◆ Materials provided
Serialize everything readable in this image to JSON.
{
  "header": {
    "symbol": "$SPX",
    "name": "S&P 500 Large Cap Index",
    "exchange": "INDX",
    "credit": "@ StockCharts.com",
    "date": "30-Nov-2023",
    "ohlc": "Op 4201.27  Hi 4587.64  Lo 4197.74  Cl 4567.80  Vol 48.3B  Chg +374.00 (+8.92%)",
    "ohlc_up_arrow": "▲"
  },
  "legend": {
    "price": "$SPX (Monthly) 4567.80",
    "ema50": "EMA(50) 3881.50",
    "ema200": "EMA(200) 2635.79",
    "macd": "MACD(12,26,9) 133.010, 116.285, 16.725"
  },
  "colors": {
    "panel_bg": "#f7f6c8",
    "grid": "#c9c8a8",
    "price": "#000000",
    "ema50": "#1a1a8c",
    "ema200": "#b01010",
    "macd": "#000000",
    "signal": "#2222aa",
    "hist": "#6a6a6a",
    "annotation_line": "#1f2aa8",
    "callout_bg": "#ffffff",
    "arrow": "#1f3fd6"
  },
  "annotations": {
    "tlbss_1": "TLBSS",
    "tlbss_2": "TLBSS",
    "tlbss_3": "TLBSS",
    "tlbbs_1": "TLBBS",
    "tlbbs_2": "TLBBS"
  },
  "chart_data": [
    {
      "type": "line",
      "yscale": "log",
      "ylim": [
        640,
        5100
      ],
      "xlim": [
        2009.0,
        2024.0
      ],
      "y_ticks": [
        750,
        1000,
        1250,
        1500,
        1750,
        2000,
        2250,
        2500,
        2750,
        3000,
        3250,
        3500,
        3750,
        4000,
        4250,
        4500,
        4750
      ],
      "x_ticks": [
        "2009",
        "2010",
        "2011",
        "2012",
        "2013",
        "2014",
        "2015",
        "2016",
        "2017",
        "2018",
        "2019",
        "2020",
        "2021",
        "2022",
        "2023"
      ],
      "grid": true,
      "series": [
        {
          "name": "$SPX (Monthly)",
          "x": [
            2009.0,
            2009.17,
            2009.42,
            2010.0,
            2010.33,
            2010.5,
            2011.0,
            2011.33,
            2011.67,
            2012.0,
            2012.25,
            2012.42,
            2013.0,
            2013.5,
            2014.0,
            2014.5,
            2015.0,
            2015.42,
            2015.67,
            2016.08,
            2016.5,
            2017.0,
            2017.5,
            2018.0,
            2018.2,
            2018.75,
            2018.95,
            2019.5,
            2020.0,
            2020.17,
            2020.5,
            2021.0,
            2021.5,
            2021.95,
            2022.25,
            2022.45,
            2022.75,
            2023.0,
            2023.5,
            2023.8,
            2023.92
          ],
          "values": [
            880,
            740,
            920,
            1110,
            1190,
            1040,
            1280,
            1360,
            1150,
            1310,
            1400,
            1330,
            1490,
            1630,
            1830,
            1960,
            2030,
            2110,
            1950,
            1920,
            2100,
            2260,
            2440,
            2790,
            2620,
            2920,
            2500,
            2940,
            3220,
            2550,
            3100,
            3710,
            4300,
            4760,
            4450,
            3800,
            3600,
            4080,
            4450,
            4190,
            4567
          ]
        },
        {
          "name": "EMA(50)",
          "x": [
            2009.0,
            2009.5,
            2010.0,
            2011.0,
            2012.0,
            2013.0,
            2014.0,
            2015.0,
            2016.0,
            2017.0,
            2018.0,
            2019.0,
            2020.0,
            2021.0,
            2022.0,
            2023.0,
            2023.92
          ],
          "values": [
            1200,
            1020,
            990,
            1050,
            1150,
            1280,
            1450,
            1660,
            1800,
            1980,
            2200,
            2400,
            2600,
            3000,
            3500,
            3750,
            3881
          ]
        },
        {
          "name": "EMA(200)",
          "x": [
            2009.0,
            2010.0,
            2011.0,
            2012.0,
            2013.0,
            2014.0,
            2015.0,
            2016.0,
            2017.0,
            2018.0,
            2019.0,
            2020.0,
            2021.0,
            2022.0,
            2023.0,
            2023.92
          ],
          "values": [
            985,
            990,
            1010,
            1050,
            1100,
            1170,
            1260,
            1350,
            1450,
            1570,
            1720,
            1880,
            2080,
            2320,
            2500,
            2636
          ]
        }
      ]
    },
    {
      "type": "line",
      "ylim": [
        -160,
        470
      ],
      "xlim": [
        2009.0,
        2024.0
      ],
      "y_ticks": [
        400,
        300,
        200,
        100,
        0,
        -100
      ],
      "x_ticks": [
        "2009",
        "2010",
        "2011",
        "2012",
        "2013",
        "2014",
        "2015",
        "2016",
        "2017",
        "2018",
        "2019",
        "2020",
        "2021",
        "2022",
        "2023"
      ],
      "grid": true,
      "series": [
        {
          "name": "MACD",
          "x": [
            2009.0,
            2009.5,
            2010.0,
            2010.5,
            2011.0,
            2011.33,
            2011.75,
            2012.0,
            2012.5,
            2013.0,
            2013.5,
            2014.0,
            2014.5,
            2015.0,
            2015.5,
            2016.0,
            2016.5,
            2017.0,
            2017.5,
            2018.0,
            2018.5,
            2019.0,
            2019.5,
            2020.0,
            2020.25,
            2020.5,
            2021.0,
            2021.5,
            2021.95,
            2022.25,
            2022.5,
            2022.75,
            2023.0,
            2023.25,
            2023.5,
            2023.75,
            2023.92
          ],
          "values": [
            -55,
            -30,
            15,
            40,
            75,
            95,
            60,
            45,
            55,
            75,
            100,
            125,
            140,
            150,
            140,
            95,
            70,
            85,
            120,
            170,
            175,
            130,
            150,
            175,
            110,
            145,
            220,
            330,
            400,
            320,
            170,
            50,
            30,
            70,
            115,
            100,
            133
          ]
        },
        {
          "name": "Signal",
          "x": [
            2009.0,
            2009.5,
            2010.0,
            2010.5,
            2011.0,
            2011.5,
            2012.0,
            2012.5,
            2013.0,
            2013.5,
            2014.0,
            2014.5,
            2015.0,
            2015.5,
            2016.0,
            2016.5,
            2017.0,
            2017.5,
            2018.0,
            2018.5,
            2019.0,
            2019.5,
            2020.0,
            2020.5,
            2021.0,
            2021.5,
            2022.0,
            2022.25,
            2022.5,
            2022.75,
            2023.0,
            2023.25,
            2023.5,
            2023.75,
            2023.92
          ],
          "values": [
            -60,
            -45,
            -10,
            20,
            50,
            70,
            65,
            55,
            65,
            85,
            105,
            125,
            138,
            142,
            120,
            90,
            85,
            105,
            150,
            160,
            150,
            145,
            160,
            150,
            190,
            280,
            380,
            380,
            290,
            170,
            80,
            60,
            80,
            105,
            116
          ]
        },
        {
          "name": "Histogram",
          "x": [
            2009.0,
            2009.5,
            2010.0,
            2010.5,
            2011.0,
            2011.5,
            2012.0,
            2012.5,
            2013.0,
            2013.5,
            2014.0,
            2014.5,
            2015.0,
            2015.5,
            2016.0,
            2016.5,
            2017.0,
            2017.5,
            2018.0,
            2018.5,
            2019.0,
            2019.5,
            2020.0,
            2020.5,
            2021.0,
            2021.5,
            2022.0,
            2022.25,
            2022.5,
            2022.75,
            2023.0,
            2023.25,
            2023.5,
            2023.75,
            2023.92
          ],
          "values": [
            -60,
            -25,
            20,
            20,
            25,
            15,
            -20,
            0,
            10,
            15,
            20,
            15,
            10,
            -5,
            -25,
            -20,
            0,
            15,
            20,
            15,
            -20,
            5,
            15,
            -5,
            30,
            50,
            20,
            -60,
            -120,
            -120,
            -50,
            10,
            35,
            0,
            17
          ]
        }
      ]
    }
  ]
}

◆ Challenge
Extract each entry in full and write it down exactly.

◆ The answer
Serialize everything readable in this image to JSON.
{
  "header": {
    "symbol": "$SPX",
    "name": "S&P 500 Large Cap Index",
    "exchange": "INDX",
    "credit": "@ StockCharts.com",
    "date": "30-Nov-2023",
    "ohlc": "Op 4201.27  Hi 4587.64  Lo 4197.74  Cl 4567.80  Vol 48.3B  Chg +374.00 (+8.92%)",
    "ohlc_up_arrow": "▲"
  },
  "legend": {
    "price": "$SPX (Monthly) 4567.80",
    "ema50": "EMA(50) 3881.50",
    "ema200": "EMA(200) 2635.79",
    "macd": "MACD(12,26,9) 133.010, 116.285, 16.725"
  },
  "colors": {
    "panel_bg": "#f7f6c8",
    "grid": "#c9c8a8",
    "price": "#000000",
    "ema50": "#1a1a8c",
    "ema200": "#b01010",
    "macd": "#000000",
    "signal": "#2222aa",
    "hist": "#6a6a6a",
    "annotation_line": "#1f2aa8",
    "callout_bg": "#ffffff",
    "arrow": "#1f3fd6"
  },
  "annotations": {
    "tlbss_1": "TLBSS",
    "tlbss_2": "TLBSS",
    "tlbss_3": "TLBSS",
    "tlbbs_1": "TLBBS",
    "tlbbs_2": "TLBBS"
  },
  "chart_data": [
    {
      "type": "line",
      "yscale": "log",
      "ylim": [
        640,
        5100
      ],
      "xlim": [
        2009.0,
        2024.0
      ],
      "y_ticks": [
        750,
        1000,
        1250,
        1500,
        1750,
        2000,
        2250,
        2500,
        2750,
        3000,
        3250,
        3500,
        3750,
        4000,
        4250,
        4500,
        4750
      ],
      "x_ticks": [
        "2009",
        "2010",
        "2011",
        "2012",
        "2013",
        "2014",
        "2015",
        "2016",
        "2017",
        "2018",
        "2019",
        "2020",
        "2021",
        "2022",
        "2023"
      ],
      "grid": true,
      "series": [
        {
          "name": "$SPX (Monthly)",
          "x": [
            2009.0,
            2009.17,
            2009.42,
            2010.0,
            2010.33,
            2010.5,
            2011.0,
            2011.33,
            2011.67,
            2012.0,
            2012.25,
            2012.42,
            2013.0,
            2013.5,
            2014.0,
            2014.5,
            2015.0,
            2015.42,
            2015.67,
            2016.08,
            2016.5,
            2017.0,
            2017.5,
            2018.0,
            2018.2,
            2018.75,
            2018.95,
            2019.5,
            2020.0,
            2020.17,
            2020.5,
            2021.0,
            2021.5,
            2021.95,
            2022.25,
            2022.45,
            2022.75,
            2023.0,
            2023.5,
            2023.8,
            2023.92
          ],
          "values": [
            880,
            740,
            920,
            1110,
            1190,
            1040,
            1280,
            1360,
            1150,
            1310,
            1400,
            1330,
            1490,
            1630,
            1830,
            1960,
            2030,
            2110,
            1950,
            1920,
            2100,
            2260,
            2440,
            2790,
            2620,
            2920,
            2500,
            2940,
            3220,
            2550,
            3100,
            3710,
            4300,
            4760,
            4450,
            3800,
            3600,
            4080,
            4450,
            4190,
            4567
          ]
        },
        {
          "name": "EMA(50)",
          "x": [
            2009.0,
            2009.5,
            2010.0,
            2011.0,
            2012.0,
            2013.0,
            2014.0,
            2015.0,
            2016.0,
            2017.0,
            2018.0,
            2019.0,
            2020.0,
            2021.0,
            2022.0,
            2023.0,
            2023.92
          ],
          "values": [
            1200,
            1020,
            990,
            1050,
            1150,
            1280,
            1450,
            1660,
            1800,
            1980,
            2200,
            2400,
            2600,
            3000,
            3500,
            3750,
            3881
          ]
        },
        {
          "name": "EMA(200)",
          "x": [
            2009.0,
            2010.0,
            2011.0,
            2012.0,
            2013.0,
            2014.0,
            2015.0,
            2016.0,
            2017.0,
            2018.0,
            2019.0,
            2020.0,
            2021.0,
            2022.0,
            2023.0,
            2023.92
          ],
          "values": [
            985,
            990,
            1010,
            1050,
            1100,
            1170,
            1260,
            1350,
            1450,
            1570,
            1720,
            1880,
            2080,
            2320,
            2500,
            2636
          ]
        }
      ]
    },
    {
      "type": "line",
      "ylim": [
        -160,
        470
      ],
      "xlim": [
        2009.0,
        2024.0
      ],
      "y_ticks": [
        400,
        300,
        200,
        100,
        0,
        -100
      ],
      "x_ticks": [
        "2009",
        "2010",
        "2011",
        "2012",
        "2013",
        "2014",
        "2015",
        "2016",
        "2017",
        "2018",
        "2019",
        "2020",
        "2021",
        "2022",
        "2023"
      ],
      "grid": true,
      "series": [
        {
          "name": "MACD",
          "x": [
            2009.0,
            2009.5,
            2010.0,
            2010.5,
            2011.0,
            2011.33,
            2011.75,
            2012.0,
            2012.5,
            2013.0,
            2013.5,
            2014.0,
            2014.5,
            2015.0,
            2015.5,
            2016.0,
            2016.5,
            2017.0,
            2017.5,
            2018.0,
            2018.5,
            2019.0,
            2019.5,
            2020.0,
            2020.25,
            2020.5,
            2021.0,
            2021.5,
            2021.95,
            2022.25,
            2022.5,
            2022.75,
            2023.0,
            2023.25,
            2023.5,
            2023.75,
            2023.92
          ],
          "values": [
            -55,
            -30,
            15,
            40,
            75,
            95,
            60,
            45,
            55,
            75,
            100,
            125,
            140,
            150,
            140,
            95,
            70,
            85,
            120,
            170,
            175,
            130,
            150,
            175,
            110,
            145,
            220,
            330,
            400,
            320,
            170,
            50,
            30,
            70,
            115,
            100,
            133
          ]
        },
        {
          "name": "Signal",
          "x": [
            2009.0,
            2009.5,
            2010.0,
            2010.5,
            2011.0,
            2011.5,
            2012.0,
            2012.5,
            2013.0,
            2013.5,
            2014.0,
            2014.5,
            2015.0,
            2015.5,
            2016.0,
            2016.5,
            2017.0,
            2017.5,
            2018.0,
            2018.5,
            2019.0,
            2019.5,
            2020.0,
            2020.5,
            2021.0,
            2021.5,
            2022.0,
            2022.25,
            2022.5,
            2022.75,
            2023.0,
            2023.25,
            2023.5,
            2023.75,
            2023.92
          ],
          "values": [
            -60,
            -45,
            -10,
            20,
            50,
            70,
            65,
            55,
            65,
            85,
            105,
            125,
            138,
            142,
            120,
            90,
            85,
            105,
            150,
            160,
            150,
            145,
            160,
            150,
            190,
            280,
            380,
            380,
            290,
            170,
            80,
            60,
            80,
            105,
            116
          ]
        },
        {
          "name": "Histogram",
          "x": [
            2009.0,
            2009.5,
            2010.0,
            2010.5,
            2011.0,
            2011.5,
            2012.0,
            2012.5,
            2013.0,
            2013.5,
            2014.0,
            2014.5,
            2015.0,
            2015.5,
            2016.0,
            2016.5,
            2017.0,
            2017.5,
            2018.0,
            2018.5,
            2019.0,
            2019.5,
            2020.0,
            2020.5,
            2021.0,
            2021.5,
            2022.0,
            2022.25,
            2022.5,
            2022.75,
            2023.0,
            2023.25,
            2023.5,
            2023.75,
            2023.92
          ],
          "values": [
            -60,
            -25,
            20,
            20,
            25,
            15,
            -20,
            0,
            10,
            15,
            20,
            15,
            10,
            -5,
            -25,
            -20,
            0,
            15,
            20,
            15,
            -20,
            5,
            15,
            -5,
            30,
            50,
            20,
            -60,
            -120,
            -120,
            -50,
            10,
            35,
            0,
            17
          ]
        }
      ]
    }
  ]
}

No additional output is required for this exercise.